## Textauszug:
══════════

Nach dem Eurovision Songcontest: „Unser Feind ist das Putin-Regime“
Die Ukrainerin Jamala siegt beim ESC, der Russe Lazarev landet auf Platz drei. Die Politik in beiden Ländern lässt das nicht kalt.
Muss man Jamalas Sieg jetzt politisch verstehen oder nicht? Die 32-jährige krimtatarische Sängerin Jamala hat bei dem Eurovision-Musikwettbewerb in Stockholm mit ihrem Lied „1944“ den russischen Kandidaten Juri Lazarev auf Platz 3 verwiesen – obwohl dieser als Favorit gehandelt worden war. Und dazu kommt: Der Sieg der Ukrainerin wird sowohl in der Ukraine als auch in Russland als Punktsieg im russisch-ukrainischen Konflikt gewertet.
Dazu etwas Hintergrund: Das Ergebnis setzte sich aus der Punktzahl zweier getrennt durchgeführter Abstimmungen zusammen. In dem einen Wahlgang hatten die Zuschauer abgestimmt, in dem anderen, parallelen Wahlgang die Jurys. In der Gesamtwertung kam die Ukrainerin auf die meisten Stimmen. Gleichzeitig hatte aber ihr Mitbewerber, der Russe Sergej Lazarev, die Abstimmung unter den Zuschauern knapp für sich entscheiden können.

══════════

## Arbeitsauftrag:
Setzen Sie den Text über Jamalas Sieg beim Eurovision Song Contest im Anschluss an seinen letzten Satz fort.

## Datenblock:
══════════

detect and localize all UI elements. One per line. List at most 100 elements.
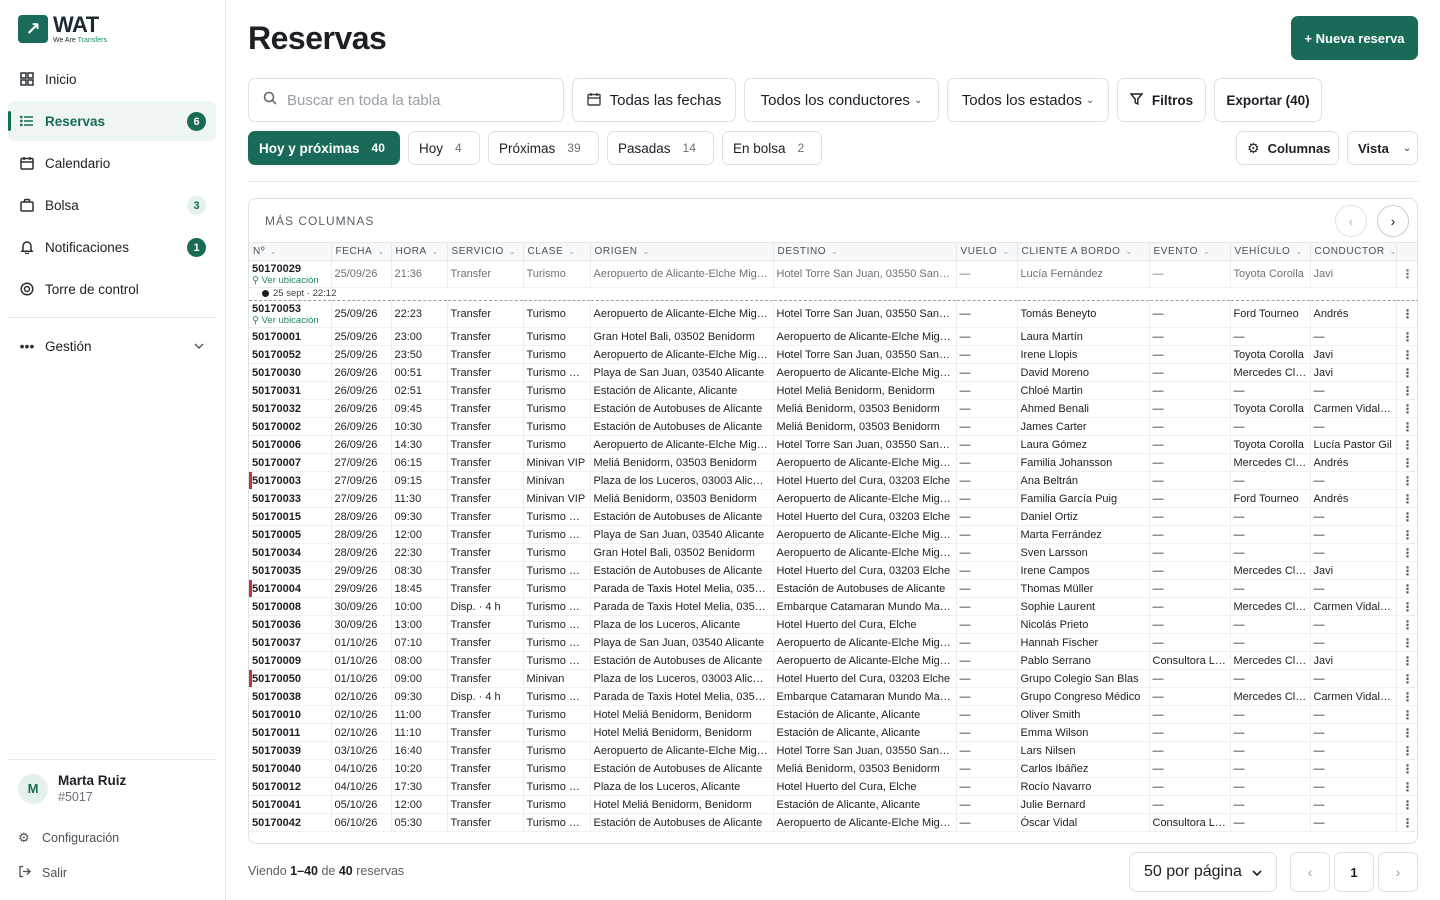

══════════

## Lösung:
Bemerkenswert ist: Bei der Zuschauerabstimmung war man wohlwollend, bei den Jurys blieb man hingegen kühl. Die ukrainischen Zuschauer gaben Sergej Lazarev die Höchstzahl an Punkten, nämlich zwölf, Jamala bekam von den russischen Zuschauerinnen immerhin zehn Punkte.
Ganz anders sah aber das Abstimmungsverhalten der Jurys aus. Keine einzige Stimme erhielt Jamala von der russischen Jury und auch Lazarev keine von der Ukraine. Im Vorfeld des Song Contest (ESC) waren immer wieder Rufe laut geworden, das Lied „1944“ nicht zuzulassen, enthielte es doch eine politische Aussage. In „1944“ besingt Jamala das Leid ihrer Großmutter, die wie 200.000 weitere Krimtataren 1944 nach Zentralasien deportiert worden war.
Betrug der Jury?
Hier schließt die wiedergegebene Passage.